- YOUR GOAL: Leave out the pictures; transcribe all else exactly.

- DATA LISTING:

▼▼▼

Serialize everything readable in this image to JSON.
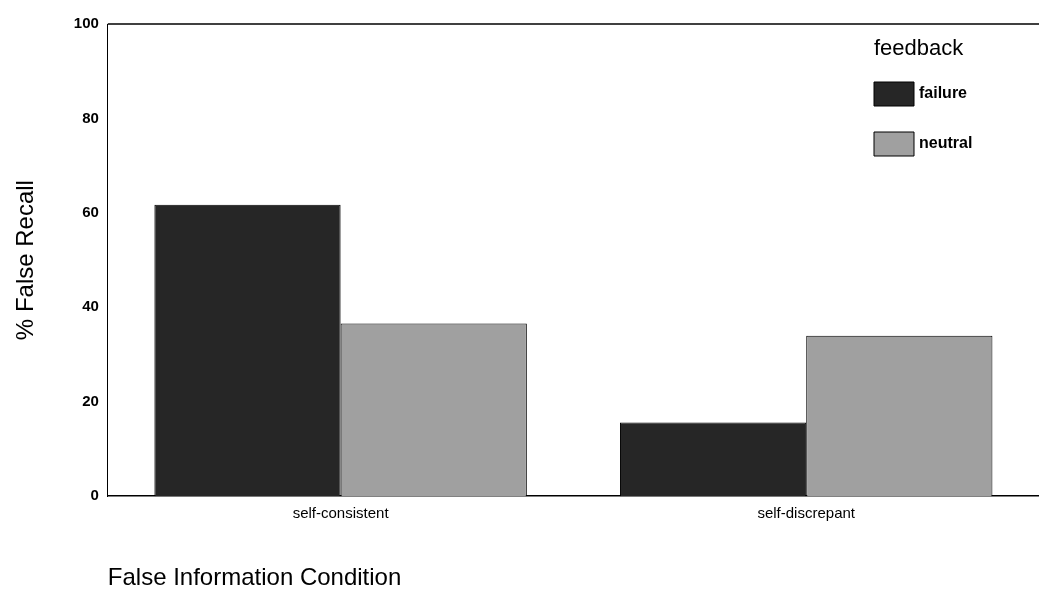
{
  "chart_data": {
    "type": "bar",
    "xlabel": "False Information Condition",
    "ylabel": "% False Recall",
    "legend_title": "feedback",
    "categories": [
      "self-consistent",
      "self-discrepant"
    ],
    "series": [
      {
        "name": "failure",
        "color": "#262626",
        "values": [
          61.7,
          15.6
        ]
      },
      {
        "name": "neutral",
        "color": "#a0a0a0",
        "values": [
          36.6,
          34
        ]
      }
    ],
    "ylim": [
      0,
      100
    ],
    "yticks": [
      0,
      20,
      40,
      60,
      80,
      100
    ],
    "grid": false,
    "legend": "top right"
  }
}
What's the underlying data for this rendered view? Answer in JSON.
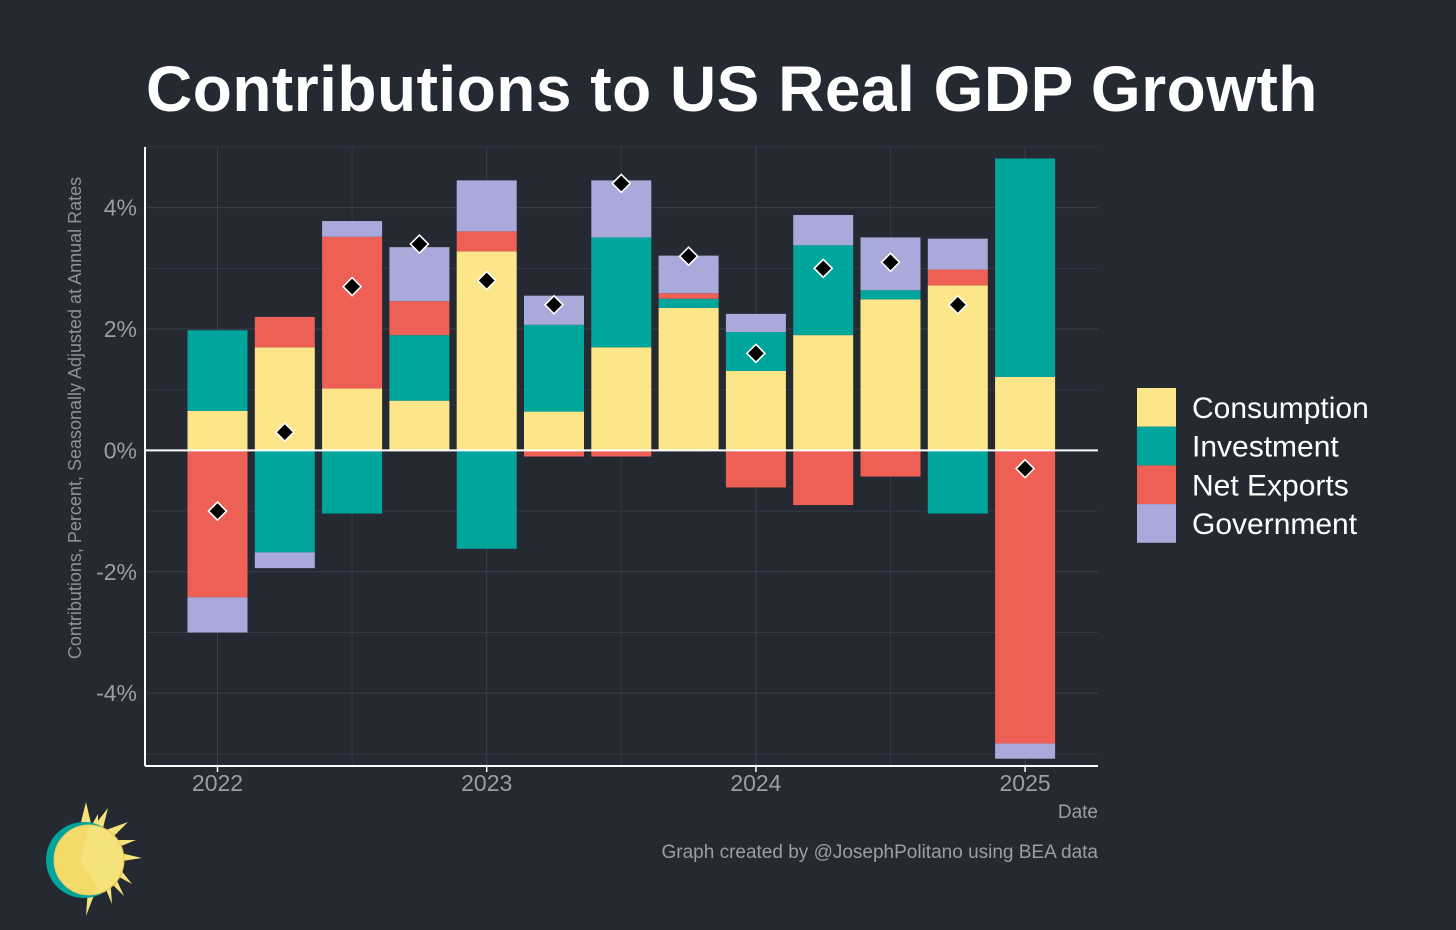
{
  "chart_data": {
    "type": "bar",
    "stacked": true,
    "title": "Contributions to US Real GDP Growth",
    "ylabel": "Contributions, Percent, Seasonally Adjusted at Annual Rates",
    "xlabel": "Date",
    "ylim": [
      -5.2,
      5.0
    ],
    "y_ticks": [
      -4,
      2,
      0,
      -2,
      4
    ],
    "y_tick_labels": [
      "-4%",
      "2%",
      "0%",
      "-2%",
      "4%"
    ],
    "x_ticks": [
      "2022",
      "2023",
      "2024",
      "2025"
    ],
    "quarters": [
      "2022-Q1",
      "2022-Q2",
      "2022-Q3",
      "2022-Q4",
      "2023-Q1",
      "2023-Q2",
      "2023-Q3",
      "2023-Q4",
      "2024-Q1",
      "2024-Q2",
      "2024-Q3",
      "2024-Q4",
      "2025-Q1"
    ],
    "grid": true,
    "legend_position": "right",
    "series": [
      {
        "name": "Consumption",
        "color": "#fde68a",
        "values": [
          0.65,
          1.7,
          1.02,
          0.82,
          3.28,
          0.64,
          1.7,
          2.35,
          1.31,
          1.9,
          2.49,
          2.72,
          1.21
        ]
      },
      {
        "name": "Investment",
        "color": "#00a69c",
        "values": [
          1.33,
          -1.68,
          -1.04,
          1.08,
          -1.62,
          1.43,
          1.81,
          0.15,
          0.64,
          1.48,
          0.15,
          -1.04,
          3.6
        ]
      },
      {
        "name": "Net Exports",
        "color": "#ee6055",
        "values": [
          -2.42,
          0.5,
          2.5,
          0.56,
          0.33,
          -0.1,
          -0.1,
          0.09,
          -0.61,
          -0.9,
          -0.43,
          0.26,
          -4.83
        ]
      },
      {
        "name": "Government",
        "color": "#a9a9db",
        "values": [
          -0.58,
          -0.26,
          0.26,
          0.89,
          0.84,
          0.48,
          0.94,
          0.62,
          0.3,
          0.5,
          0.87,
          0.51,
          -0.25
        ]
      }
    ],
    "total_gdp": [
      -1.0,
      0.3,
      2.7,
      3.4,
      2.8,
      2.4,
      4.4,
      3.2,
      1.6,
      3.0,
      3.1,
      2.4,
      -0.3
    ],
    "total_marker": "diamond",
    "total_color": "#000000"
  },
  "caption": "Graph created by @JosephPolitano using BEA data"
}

▲▲▲

- SOLUTION TO THE PROBLEM:
Serialize everything readable in this image to JSON.
{
  "chart_data": {
    "type": "bar",
    "xlabel": "False Information Condition",
    "ylabel": "% False Recall",
    "legend_title": "feedback",
    "categories": [
      "self-consistent",
      "self-discrepant"
    ],
    "series": [
      {
        "name": "failure",
        "color": "#262626",
        "values": [
          61.7,
          15.6
        ]
      },
      {
        "name": "neutral",
        "color": "#a0a0a0",
        "values": [
          36.6,
          34
        ]
      }
    ],
    "ylim": [
      0,
      100
    ],
    "yticks": [
      0,
      20,
      40,
      60,
      80,
      100
    ],
    "grid": false,
    "legend": "top right"
  }
}
What's the underlying data for this rendered view? Answer in JSON.
{
  "chart_data": {
    "type": "bar",
    "stacked": true,
    "title": "Contributions to US Real GDP Growth",
    "ylabel": "Contributions, Percent, Seasonally Adjusted at Annual Rates",
    "xlabel": "Date",
    "ylim": [
      -5.2,
      5.0
    ],
    "y_ticks": [
      -4,
      2,
      0,
      -2,
      4
    ],
    "y_tick_labels": [
      "-4%",
      "2%",
      "0%",
      "-2%",
      "4%"
    ],
    "x_ticks": [
      "2022",
      "2023",
      "2024",
      "2025"
    ],
    "quarters": [
      "2022-Q1",
      "2022-Q2",
      "2022-Q3",
      "2022-Q4",
      "2023-Q1",
      "2023-Q2",
      "2023-Q3",
      "2023-Q4",
      "2024-Q1",
      "2024-Q2",
      "2024-Q3",
      "2024-Q4",
      "2025-Q1"
    ],
    "grid": true,
    "legend_position": "right",
    "series": [
      {
        "name": "Consumption",
        "color": "#fde68a",
        "values": [
          0.65,
          1.7,
          1.02,
          0.82,
          3.28,
          0.64,
          1.7,
          2.35,
          1.31,
          1.9,
          2.49,
          2.72,
          1.21
        ]
      },
      {
        "name": "Investment",
        "color": "#00a69c",
        "values": [
          1.33,
          -1.68,
          -1.04,
          1.08,
          -1.62,
          1.43,
          1.81,
          0.15,
          0.64,
          1.48,
          0.15,
          -1.04,
          3.6
        ]
      },
      {
        "name": "Net Exports",
        "color": "#ee6055",
        "values": [
          -2.42,
          0.5,
          2.5,
          0.56,
          0.33,
          -0.1,
          -0.1,
          0.09,
          -0.61,
          -0.9,
          -0.43,
          0.26,
          -4.83
        ]
      },
      {
        "name": "Government",
        "color": "#a9a9db",
        "values": [
          -0.58,
          -0.26,
          0.26,
          0.89,
          0.84,
          0.48,
          0.94,
          0.62,
          0.3,
          0.5,
          0.87,
          0.51,
          -0.25
        ]
      }
    ],
    "total_gdp": [
      -1.0,
      0.3,
      2.7,
      3.4,
      2.8,
      2.4,
      4.4,
      3.2,
      1.6,
      3.0,
      3.1,
      2.4,
      -0.3
    ],
    "total_marker": "diamond",
    "total_color": "#000000"
  },
  "caption": "Graph created by @JosephPolitano using BEA data"
}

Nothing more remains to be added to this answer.